--- Task goal ---
Using the listing below, report all lines holding the word "desc".

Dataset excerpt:

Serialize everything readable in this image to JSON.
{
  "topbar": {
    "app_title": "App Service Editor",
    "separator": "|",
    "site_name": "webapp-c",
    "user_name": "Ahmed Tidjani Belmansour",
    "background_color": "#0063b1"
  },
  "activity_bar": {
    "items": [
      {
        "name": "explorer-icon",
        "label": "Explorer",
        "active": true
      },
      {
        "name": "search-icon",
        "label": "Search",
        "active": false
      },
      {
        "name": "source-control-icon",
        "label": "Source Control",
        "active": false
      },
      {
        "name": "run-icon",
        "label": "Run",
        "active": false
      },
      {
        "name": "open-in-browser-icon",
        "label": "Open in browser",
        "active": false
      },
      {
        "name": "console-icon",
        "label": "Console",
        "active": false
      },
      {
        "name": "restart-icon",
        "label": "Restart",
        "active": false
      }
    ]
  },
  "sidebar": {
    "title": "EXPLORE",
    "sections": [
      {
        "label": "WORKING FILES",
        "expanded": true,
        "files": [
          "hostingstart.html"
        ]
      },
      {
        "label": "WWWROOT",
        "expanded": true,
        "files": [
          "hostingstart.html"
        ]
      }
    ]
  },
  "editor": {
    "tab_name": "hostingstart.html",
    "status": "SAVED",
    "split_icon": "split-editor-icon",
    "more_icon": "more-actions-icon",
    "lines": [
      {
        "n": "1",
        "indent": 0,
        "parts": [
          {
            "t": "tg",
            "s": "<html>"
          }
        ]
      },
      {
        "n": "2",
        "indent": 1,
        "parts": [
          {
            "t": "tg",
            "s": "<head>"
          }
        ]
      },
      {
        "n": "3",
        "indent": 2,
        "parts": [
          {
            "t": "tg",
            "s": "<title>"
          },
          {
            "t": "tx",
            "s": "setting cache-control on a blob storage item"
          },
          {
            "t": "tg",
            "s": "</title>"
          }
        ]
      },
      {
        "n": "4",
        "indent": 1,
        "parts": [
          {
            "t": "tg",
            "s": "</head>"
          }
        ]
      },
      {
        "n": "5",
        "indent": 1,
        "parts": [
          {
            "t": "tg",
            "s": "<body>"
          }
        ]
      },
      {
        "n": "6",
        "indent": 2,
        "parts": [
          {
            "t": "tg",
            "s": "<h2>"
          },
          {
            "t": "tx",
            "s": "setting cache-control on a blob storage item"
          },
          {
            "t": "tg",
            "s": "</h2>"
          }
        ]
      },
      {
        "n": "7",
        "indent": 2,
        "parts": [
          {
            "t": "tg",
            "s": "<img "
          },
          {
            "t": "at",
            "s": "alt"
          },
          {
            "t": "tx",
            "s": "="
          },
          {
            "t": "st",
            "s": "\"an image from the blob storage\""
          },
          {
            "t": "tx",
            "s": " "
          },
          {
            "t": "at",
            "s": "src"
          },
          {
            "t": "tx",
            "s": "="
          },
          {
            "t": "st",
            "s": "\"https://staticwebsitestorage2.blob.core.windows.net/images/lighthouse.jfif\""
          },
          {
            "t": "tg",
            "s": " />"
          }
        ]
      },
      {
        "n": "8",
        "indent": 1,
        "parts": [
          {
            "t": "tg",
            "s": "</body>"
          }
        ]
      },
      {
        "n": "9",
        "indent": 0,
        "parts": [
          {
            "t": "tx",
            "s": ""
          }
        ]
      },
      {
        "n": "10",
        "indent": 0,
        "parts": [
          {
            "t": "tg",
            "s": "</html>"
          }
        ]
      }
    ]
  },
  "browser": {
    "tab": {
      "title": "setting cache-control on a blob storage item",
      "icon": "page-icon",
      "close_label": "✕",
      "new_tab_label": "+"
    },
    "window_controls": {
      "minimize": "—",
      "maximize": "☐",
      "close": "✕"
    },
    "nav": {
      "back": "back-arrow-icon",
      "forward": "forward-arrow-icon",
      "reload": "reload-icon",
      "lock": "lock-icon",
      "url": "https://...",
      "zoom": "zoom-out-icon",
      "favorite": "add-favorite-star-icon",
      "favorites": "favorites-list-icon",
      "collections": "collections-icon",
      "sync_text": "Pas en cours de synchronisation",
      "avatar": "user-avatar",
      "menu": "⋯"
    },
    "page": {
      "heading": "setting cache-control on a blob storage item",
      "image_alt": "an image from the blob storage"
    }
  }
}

--

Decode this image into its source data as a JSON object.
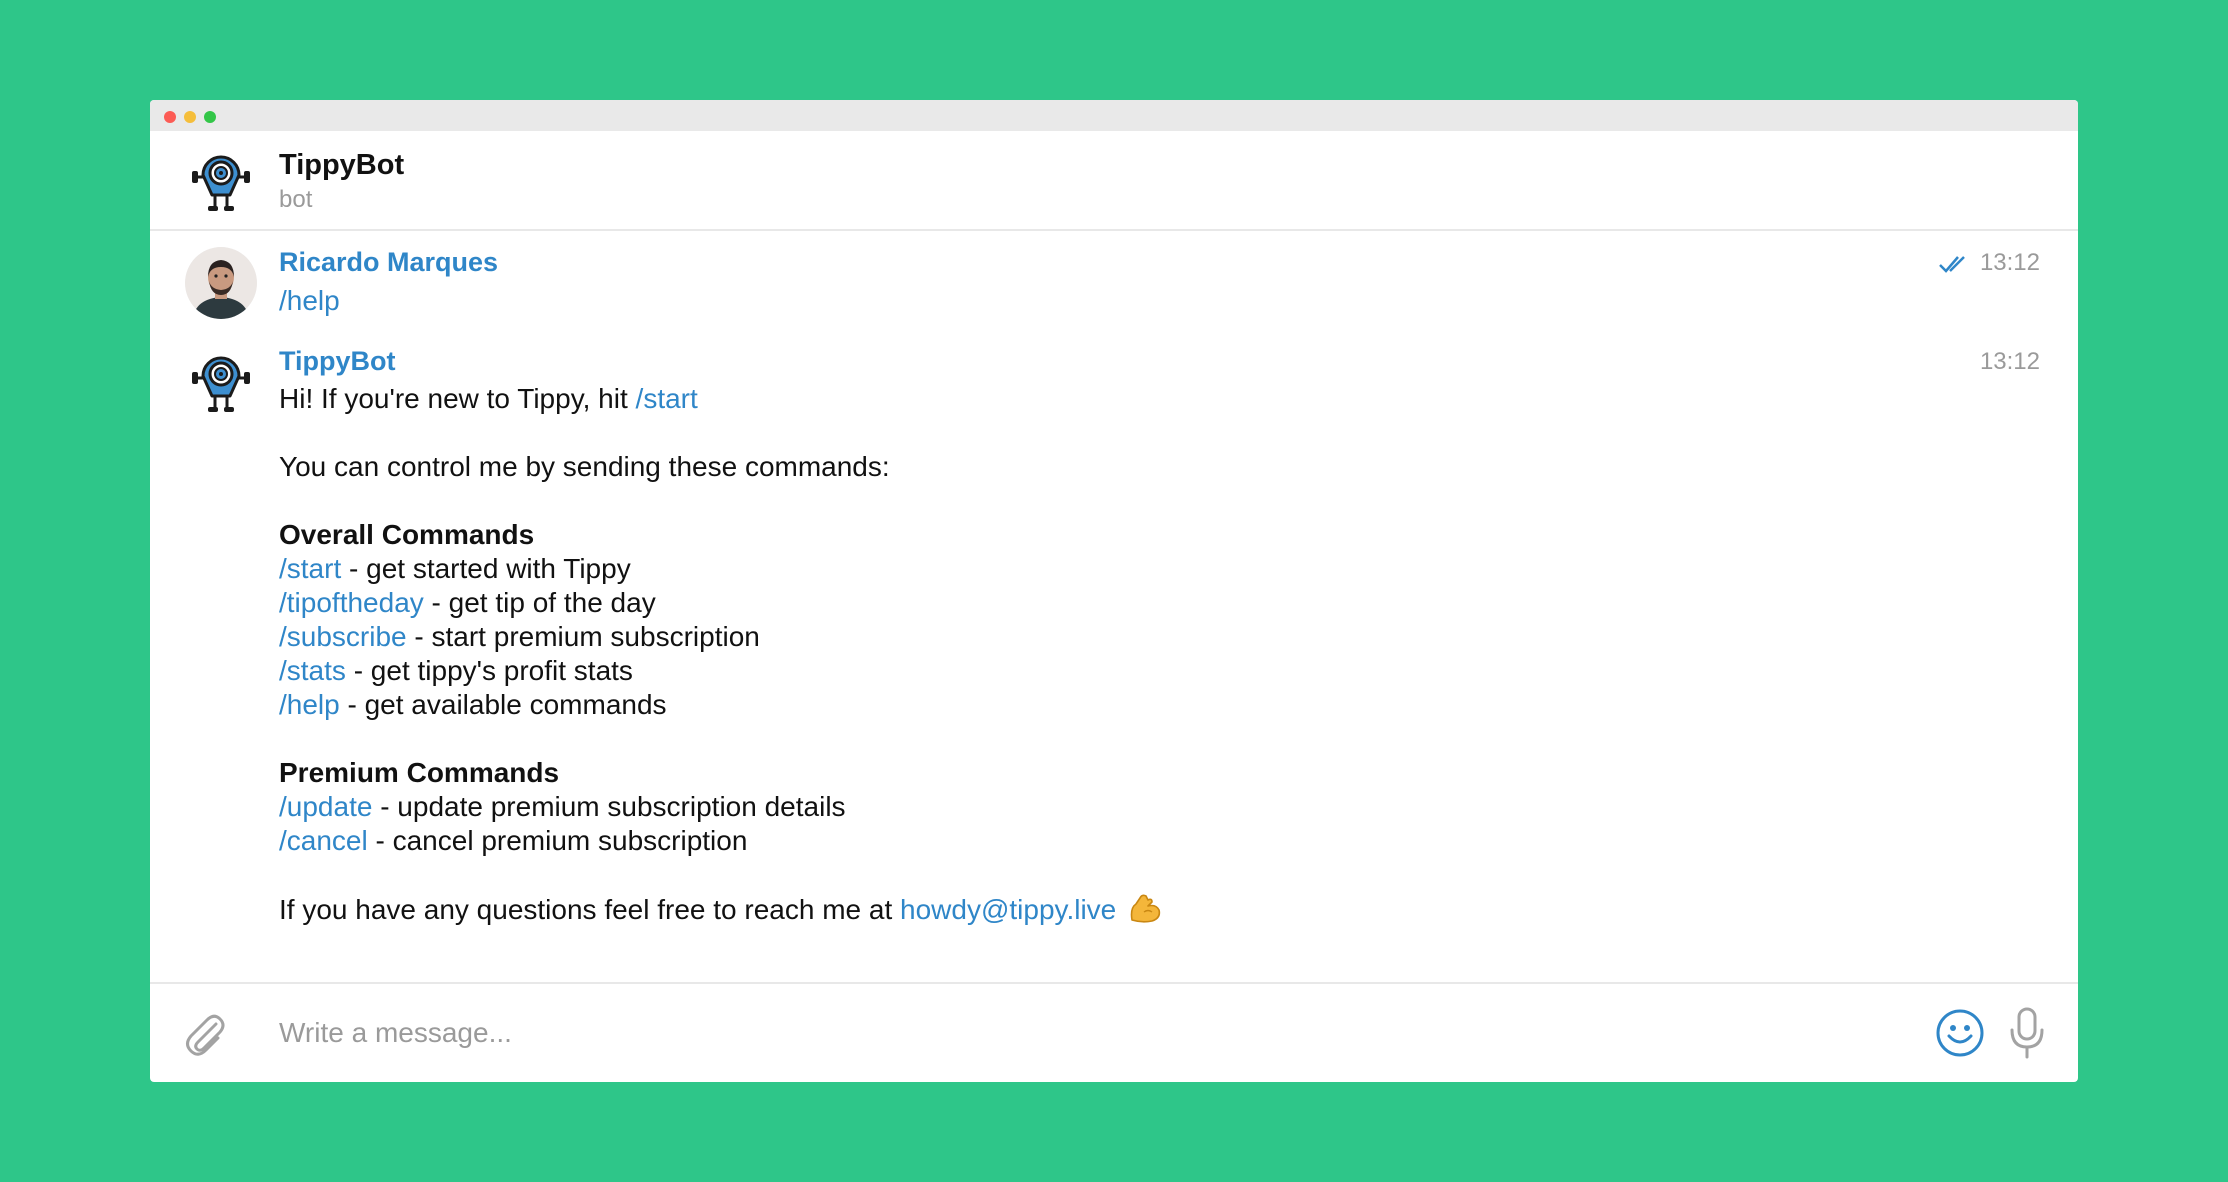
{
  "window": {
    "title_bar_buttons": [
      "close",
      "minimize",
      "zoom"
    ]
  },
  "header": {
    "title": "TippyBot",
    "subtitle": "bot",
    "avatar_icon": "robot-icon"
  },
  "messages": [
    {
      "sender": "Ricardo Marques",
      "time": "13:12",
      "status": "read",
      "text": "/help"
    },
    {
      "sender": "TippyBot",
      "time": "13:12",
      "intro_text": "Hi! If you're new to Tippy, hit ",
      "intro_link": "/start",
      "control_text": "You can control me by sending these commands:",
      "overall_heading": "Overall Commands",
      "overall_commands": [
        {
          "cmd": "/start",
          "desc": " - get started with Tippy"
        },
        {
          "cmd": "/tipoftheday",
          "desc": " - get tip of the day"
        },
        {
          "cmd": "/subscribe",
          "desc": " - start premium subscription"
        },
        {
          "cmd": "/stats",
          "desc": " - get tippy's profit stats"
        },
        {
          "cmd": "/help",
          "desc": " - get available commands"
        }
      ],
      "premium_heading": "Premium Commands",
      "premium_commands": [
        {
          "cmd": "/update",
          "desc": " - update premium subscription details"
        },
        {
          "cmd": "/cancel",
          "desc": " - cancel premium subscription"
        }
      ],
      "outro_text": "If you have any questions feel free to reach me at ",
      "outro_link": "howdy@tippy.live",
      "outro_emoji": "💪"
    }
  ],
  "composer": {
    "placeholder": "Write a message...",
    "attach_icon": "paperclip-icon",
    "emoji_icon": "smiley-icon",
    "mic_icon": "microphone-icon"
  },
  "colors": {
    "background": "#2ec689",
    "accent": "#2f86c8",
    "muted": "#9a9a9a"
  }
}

---

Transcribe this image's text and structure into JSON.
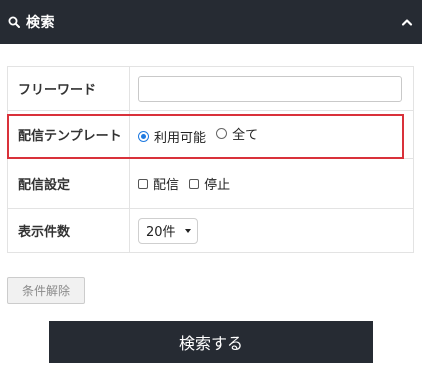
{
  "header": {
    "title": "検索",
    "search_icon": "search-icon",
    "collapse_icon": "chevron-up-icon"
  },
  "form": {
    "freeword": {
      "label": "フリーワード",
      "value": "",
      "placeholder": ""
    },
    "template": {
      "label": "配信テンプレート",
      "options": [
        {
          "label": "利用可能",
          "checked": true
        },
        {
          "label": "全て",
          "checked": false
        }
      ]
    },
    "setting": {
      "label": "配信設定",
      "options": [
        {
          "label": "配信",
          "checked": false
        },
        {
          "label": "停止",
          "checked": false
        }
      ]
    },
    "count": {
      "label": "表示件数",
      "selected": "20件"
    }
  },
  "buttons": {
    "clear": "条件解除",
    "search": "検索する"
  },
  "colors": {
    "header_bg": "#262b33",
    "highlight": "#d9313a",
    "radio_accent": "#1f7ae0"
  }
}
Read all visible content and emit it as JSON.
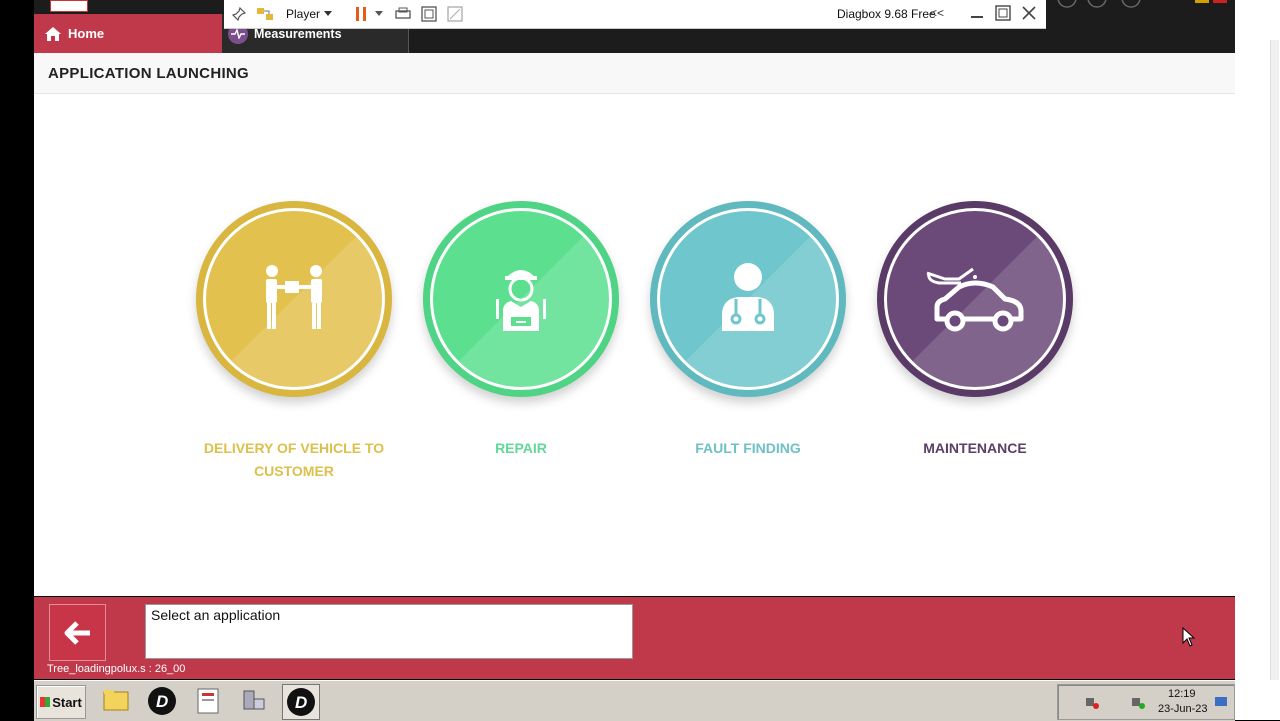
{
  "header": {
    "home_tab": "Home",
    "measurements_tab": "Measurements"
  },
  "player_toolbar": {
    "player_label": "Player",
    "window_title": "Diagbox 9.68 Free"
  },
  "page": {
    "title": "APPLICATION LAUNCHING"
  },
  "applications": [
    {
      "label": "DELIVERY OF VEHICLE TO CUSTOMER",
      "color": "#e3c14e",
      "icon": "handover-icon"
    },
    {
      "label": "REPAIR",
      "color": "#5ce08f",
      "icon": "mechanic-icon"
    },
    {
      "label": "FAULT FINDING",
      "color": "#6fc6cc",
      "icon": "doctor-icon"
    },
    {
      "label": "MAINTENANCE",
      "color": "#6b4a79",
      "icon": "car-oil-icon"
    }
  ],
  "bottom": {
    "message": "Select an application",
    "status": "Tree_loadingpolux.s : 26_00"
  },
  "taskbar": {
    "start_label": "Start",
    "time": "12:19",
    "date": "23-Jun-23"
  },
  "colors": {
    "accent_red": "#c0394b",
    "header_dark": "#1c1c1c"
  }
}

--- Reply to the exercise ---
          "desc": " - get started with Tippy"
          "desc": " - get tip of the day"
          "desc": " - start premium subscription"
          "desc": " - get tippy's profit stats"
          "desc": " - get available commands"
          "desc": " - update premium subscription details"
          "desc": " - cancel premium subscription"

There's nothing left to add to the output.